▶ **Problem**: Filter the listing and keep only the lines with the word "label".

Figure dataset records:
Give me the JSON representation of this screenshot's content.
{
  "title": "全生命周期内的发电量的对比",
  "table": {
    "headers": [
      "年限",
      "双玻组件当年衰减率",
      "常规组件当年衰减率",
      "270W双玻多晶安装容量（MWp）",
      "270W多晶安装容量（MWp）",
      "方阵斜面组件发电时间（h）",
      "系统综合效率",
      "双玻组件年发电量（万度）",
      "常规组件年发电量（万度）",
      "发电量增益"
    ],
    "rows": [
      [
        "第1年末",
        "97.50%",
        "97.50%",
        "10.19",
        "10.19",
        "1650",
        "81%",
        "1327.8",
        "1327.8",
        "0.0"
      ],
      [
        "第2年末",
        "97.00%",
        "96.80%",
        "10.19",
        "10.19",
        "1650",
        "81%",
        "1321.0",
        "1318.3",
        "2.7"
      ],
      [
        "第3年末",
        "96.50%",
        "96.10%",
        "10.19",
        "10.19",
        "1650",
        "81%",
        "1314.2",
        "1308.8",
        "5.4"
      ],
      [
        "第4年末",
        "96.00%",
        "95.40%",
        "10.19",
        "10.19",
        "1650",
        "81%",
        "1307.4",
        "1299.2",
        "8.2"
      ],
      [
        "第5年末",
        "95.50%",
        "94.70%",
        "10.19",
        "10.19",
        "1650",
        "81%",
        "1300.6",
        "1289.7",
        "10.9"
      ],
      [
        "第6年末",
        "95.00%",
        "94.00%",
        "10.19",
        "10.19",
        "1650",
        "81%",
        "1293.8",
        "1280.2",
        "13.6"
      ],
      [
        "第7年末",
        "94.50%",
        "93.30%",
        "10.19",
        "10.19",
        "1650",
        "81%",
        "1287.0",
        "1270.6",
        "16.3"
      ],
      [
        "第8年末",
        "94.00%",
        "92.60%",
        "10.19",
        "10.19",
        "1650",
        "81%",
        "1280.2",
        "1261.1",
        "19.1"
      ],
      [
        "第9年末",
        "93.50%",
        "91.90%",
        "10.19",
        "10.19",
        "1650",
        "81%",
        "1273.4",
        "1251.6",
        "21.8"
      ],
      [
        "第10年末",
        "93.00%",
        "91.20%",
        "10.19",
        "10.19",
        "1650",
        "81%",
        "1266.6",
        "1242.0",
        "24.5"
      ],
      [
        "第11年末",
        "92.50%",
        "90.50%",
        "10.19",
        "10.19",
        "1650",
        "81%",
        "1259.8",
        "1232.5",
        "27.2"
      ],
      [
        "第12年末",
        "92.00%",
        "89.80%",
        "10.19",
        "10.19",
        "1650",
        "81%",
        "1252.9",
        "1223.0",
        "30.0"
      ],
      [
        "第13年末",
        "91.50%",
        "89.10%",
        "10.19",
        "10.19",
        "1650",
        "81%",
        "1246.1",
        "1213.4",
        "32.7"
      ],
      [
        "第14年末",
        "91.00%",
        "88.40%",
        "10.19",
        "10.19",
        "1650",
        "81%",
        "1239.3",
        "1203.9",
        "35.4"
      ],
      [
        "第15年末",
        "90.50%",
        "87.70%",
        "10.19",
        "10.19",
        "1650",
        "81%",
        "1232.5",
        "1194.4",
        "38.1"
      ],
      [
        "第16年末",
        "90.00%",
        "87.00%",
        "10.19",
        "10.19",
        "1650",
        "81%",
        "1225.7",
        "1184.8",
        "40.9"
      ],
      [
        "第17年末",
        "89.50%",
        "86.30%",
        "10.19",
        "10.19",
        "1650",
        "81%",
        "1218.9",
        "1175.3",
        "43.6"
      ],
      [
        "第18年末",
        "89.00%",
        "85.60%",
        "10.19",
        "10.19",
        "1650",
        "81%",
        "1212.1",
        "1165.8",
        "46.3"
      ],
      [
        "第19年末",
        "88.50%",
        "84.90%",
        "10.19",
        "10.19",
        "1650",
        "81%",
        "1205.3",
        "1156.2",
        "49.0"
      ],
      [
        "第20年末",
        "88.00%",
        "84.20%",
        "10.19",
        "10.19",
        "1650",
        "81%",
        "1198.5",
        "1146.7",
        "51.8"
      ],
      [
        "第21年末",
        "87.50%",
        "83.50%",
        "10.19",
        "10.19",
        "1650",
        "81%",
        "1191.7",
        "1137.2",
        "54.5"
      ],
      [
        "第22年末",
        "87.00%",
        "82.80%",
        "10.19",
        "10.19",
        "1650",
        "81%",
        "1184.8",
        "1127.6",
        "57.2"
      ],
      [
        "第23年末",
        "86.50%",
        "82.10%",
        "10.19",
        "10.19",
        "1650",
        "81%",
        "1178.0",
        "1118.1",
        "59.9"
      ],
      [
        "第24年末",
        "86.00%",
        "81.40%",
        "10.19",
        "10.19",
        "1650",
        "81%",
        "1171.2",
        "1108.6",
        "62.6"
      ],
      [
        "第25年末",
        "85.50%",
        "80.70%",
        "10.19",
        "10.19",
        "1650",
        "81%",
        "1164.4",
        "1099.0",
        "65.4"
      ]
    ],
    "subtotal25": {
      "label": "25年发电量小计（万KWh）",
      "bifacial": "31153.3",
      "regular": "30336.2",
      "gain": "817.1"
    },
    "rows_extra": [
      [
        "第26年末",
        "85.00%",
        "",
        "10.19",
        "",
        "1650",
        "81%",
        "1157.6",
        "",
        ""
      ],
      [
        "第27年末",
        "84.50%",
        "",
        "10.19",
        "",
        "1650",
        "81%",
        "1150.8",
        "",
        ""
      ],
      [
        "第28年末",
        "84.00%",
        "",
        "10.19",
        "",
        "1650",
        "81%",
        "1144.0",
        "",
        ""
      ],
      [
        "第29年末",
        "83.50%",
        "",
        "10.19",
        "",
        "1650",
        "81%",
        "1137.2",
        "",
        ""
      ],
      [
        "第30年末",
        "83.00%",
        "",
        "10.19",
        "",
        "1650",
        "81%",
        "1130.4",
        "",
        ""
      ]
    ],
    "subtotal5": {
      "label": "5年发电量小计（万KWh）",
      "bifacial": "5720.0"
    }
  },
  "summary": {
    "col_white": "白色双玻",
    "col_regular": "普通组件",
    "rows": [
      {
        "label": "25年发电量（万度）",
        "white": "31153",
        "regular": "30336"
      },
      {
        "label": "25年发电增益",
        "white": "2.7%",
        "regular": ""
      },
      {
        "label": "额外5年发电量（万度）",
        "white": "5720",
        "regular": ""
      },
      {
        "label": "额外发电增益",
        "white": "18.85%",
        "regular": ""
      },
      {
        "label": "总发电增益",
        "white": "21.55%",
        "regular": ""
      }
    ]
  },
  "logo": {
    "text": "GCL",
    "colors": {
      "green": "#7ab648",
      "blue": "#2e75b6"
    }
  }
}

▶ **Written reply**:
      "label": "25年发电量小计（万KWh）",
      "label": "5年发电量小计（万KWh）",
        "label": "25年发电量（万度）",
        "label": "25年发电增益",
        "label": "额外5年发电量（万度）",
        "label": "额外发电增益",
        "label": "总发电增益",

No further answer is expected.